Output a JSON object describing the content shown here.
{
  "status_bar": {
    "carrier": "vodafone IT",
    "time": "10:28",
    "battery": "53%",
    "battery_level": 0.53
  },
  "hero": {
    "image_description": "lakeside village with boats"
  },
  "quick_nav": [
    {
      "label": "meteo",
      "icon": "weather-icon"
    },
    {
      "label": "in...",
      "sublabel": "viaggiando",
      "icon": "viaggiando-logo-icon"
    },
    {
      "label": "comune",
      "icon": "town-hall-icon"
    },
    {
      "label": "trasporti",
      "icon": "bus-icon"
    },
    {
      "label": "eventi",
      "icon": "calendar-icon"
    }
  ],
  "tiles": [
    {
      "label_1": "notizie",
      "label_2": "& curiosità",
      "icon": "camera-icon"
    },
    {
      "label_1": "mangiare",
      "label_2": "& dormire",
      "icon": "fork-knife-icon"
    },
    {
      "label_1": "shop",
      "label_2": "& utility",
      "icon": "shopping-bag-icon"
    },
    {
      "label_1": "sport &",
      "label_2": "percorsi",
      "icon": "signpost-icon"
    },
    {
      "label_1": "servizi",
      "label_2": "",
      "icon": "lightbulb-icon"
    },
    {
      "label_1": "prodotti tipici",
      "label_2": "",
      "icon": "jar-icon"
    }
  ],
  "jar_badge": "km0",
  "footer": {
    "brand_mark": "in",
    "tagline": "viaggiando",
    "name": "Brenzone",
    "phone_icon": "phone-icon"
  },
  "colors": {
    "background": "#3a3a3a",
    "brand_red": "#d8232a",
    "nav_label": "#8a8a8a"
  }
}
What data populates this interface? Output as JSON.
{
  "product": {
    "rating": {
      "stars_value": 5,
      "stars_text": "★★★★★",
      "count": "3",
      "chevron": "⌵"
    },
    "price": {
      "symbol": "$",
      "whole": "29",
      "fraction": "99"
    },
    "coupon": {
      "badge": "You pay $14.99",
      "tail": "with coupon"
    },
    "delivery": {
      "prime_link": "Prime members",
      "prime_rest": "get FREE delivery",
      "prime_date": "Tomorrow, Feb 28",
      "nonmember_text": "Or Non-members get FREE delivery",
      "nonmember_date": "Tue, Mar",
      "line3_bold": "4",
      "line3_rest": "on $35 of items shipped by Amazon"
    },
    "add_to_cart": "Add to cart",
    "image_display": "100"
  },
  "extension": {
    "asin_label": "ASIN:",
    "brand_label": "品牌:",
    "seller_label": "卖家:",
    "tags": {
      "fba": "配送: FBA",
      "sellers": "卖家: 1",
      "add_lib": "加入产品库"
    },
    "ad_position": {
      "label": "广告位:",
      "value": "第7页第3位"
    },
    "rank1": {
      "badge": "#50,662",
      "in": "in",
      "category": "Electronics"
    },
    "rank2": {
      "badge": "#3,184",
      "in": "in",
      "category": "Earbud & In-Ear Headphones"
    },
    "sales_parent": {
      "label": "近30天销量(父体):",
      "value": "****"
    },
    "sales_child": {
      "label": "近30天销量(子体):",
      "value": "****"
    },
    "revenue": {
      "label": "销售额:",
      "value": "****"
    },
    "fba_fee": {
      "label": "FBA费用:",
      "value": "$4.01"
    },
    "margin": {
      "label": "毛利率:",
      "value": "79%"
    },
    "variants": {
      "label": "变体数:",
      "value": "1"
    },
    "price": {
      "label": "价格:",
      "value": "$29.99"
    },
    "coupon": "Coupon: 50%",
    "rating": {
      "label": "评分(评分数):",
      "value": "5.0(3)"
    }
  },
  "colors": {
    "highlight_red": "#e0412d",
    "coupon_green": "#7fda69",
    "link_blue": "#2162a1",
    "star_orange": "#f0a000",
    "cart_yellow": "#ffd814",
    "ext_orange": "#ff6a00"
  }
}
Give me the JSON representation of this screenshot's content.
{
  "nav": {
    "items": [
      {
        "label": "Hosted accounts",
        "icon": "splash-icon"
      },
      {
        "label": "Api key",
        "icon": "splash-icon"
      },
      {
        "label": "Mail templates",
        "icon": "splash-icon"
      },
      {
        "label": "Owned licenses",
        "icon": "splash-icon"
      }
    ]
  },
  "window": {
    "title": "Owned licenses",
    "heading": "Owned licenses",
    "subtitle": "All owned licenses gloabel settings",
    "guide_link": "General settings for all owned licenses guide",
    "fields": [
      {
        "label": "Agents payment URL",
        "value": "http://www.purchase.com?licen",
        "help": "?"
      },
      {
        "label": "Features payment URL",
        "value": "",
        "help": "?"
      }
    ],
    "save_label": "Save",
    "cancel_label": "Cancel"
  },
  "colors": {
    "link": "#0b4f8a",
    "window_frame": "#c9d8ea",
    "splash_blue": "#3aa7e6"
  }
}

• [DIRECTIVE]: Repeat every record, keeping each word and mark exactly as it is.

• [SOLUTION TO THIS TASK]:
Output a JSON object describing the content shown here.
{
  "status_bar": {
    "carrier": "vodafone IT",
    "time": "10:28",
    "battery": "53%",
    "battery_level": 0.53
  },
  "hero": {
    "image_description": "lakeside village with boats"
  },
  "quick_nav": [
    {
      "label": "meteo",
      "icon": "weather-icon"
    },
    {
      "label": "in...",
      "sublabel": "viaggiando",
      "icon": "viaggiando-logo-icon"
    },
    {
      "label": "comune",
      "icon": "town-hall-icon"
    },
    {
      "label": "trasporti",
      "icon": "bus-icon"
    },
    {
      "label": "eventi",
      "icon": "calendar-icon"
    }
  ],
  "tiles": [
    {
      "label_1": "notizie",
      "label_2": "& curiosità",
      "icon": "camera-icon"
    },
    {
      "label_1": "mangiare",
      "label_2": "& dormire",
      "icon": "fork-knife-icon"
    },
    {
      "label_1": "shop",
      "label_2": "& utility",
      "icon": "shopping-bag-icon"
    },
    {
      "label_1": "sport &",
      "label_2": "percorsi",
      "icon": "signpost-icon"
    },
    {
      "label_1": "servizi",
      "label_2": "",
      "icon": "lightbulb-icon"
    },
    {
      "label_1": "prodotti tipici",
      "label_2": "",
      "icon": "jar-icon"
    }
  ],
  "jar_badge": "km0",
  "footer": {
    "brand_mark": "in",
    "tagline": "viaggiando",
    "name": "Brenzone",
    "phone_icon": "phone-icon"
  },
  "colors": {
    "background": "#3a3a3a",
    "brand_red": "#d8232a",
    "nav_label": "#8a8a8a"
  }
}
What data populates this interface? Output as JSON.
{
  "product": {
    "rating": {
      "stars_value": 5,
      "stars_text": "★★★★★",
      "count": "3",
      "chevron": "⌵"
    },
    "price": {
      "symbol": "$",
      "whole": "29",
      "fraction": "99"
    },
    "coupon": {
      "badge": "You pay $14.99",
      "tail": "with coupon"
    },
    "delivery": {
      "prime_link": "Prime members",
      "prime_rest": "get FREE delivery",
      "prime_date": "Tomorrow, Feb 28",
      "nonmember_text": "Or Non-members get FREE delivery",
      "nonmember_date": "Tue, Mar",
      "line3_bold": "4",
      "line3_rest": "on $35 of items shipped by Amazon"
    },
    "add_to_cart": "Add to cart",
    "image_display": "100"
  },
  "extension": {
    "asin_label": "ASIN:",
    "brand_label": "品牌:",
    "seller_label": "卖家:",
    "tags": {
      "fba": "配送: FBA",
      "sellers": "卖家: 1",
      "add_lib": "加入产品库"
    },
    "ad_position": {
      "label": "广告位:",
      "value": "第7页第3位"
    },
    "rank1": {
      "badge": "#50,662",
      "in": "in",
      "category": "Electronics"
    },
    "rank2": {
      "badge": "#3,184",
      "in": "in",
      "category": "Earbud & In-Ear Headphones"
    },
    "sales_parent": {
      "label": "近30天销量(父体):",
      "value": "****"
    },
    "sales_child": {
      "label": "近30天销量(子体):",
      "value": "****"
    },
    "revenue": {
      "label": "销售额:",
      "value": "****"
    },
    "fba_fee": {
      "label": "FBA费用:",
      "value": "$4.01"
    },
    "margin": {
      "label": "毛利率:",
      "value": "79%"
    },
    "variants": {
      "label": "变体数:",
      "value": "1"
    },
    "price": {
      "label": "价格:",
      "value": "$29.99"
    },
    "coupon": "Coupon: 50%",
    "rating": {
      "label": "评分(评分数):",
      "value": "5.0(3)"
    }
  },
  "colors": {
    "highlight_red": "#e0412d",
    "coupon_green": "#7fda69",
    "link_blue": "#2162a1",
    "star_orange": "#f0a000",
    "cart_yellow": "#ffd814",
    "ext_orange": "#ff6a00"
  }
}
Give me the JSON representation of this screenshot's content.
{
  "nav": {
    "items": [
      {
        "label": "Hosted accounts",
        "icon": "splash-icon"
      },
      {
        "label": "Api key",
        "icon": "splash-icon"
      },
      {
        "label": "Mail templates",
        "icon": "splash-icon"
      },
      {
        "label": "Owned licenses",
        "icon": "splash-icon"
      }
    ]
  },
  "window": {
    "title": "Owned licenses",
    "heading": "Owned licenses",
    "subtitle": "All owned licenses gloabel settings",
    "guide_link": "General settings for all owned licenses guide",
    "fields": [
      {
        "label": "Agents payment URL",
        "value": "http://www.purchase.com?licen",
        "help": "?"
      },
      {
        "label": "Features payment URL",
        "value": "",
        "help": "?"
      }
    ],
    "save_label": "Save",
    "cancel_label": "Cancel"
  },
  "colors": {
    "link": "#0b4f8a",
    "window_frame": "#c9d8ea",
    "splash_blue": "#3aa7e6"
  }
}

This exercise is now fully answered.